Exclude all pictures, then copy each of the records exactly as written.

### Supplied records:
==*==
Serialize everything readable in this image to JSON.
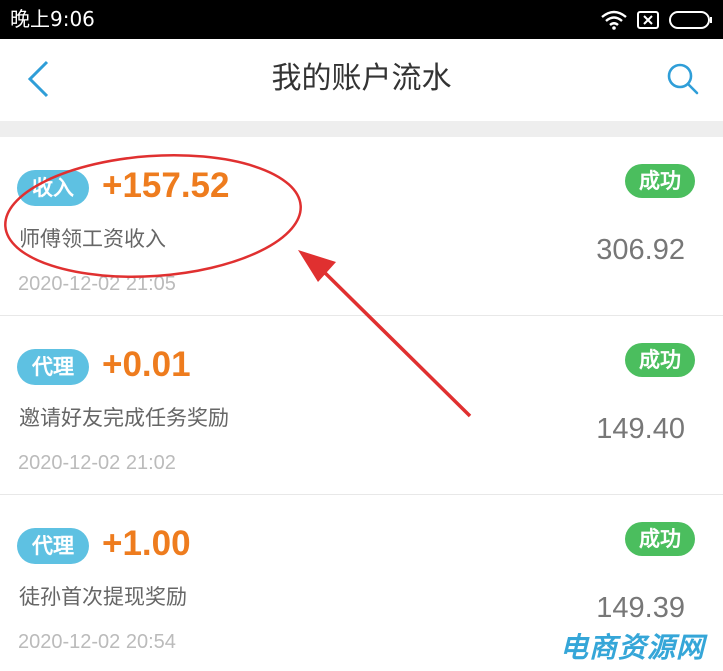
{
  "status_bar": {
    "time": "晚上9:06"
  },
  "nav": {
    "title": "我的账户流水",
    "back_icon": "chevron-left-icon",
    "search_icon": "search-icon"
  },
  "records": [
    {
      "tag": "收入",
      "amount": "+157.52",
      "status": "成功",
      "description": "师傅领工资收入",
      "balance": "306.92",
      "time": "2020-12-02 21:05"
    },
    {
      "tag": "代理",
      "amount": "+0.01",
      "status": "成功",
      "description": "邀请好友完成任务奖励",
      "balance": "149.40",
      "time": "2020-12-02 21:02"
    },
    {
      "tag": "代理",
      "amount": "+1.00",
      "status": "成功",
      "description": "徒孙首次提现奖励",
      "balance": "149.39",
      "time": "2020-12-02 20:54"
    }
  ],
  "watermark": "电商资源网",
  "colors": {
    "accent_blue": "#2f9ed8",
    "tag_blue": "#5ec1e2",
    "amount_orange": "#ee7c1e",
    "success_green": "#4bbe5e",
    "annotation_red": "#e03030"
  }
}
==*==
### Result for this task:
Serialize everything readable in this image to JSON.
{
  "status_bar": {
    "time": "晚上9:06"
  },
  "nav": {
    "title": "我的账户流水",
    "back_icon": "chevron-left-icon",
    "search_icon": "search-icon"
  },
  "records": [
    {
      "tag": "收入",
      "amount": "+157.52",
      "status": "成功",
      "description": "师傅领工资收入",
      "balance": "306.92",
      "time": "2020-12-02 21:05"
    },
    {
      "tag": "代理",
      "amount": "+0.01",
      "status": "成功",
      "description": "邀请好友完成任务奖励",
      "balance": "149.40",
      "time": "2020-12-02 21:02"
    },
    {
      "tag": "代理",
      "amount": "+1.00",
      "status": "成功",
      "description": "徒孙首次提现奖励",
      "balance": "149.39",
      "time": "2020-12-02 20:54"
    }
  ],
  "watermark": "电商资源网",
  "colors": {
    "accent_blue": "#2f9ed8",
    "tag_blue": "#5ec1e2",
    "amount_orange": "#ee7c1e",
    "success_green": "#4bbe5e",
    "annotation_red": "#e03030"
  }
}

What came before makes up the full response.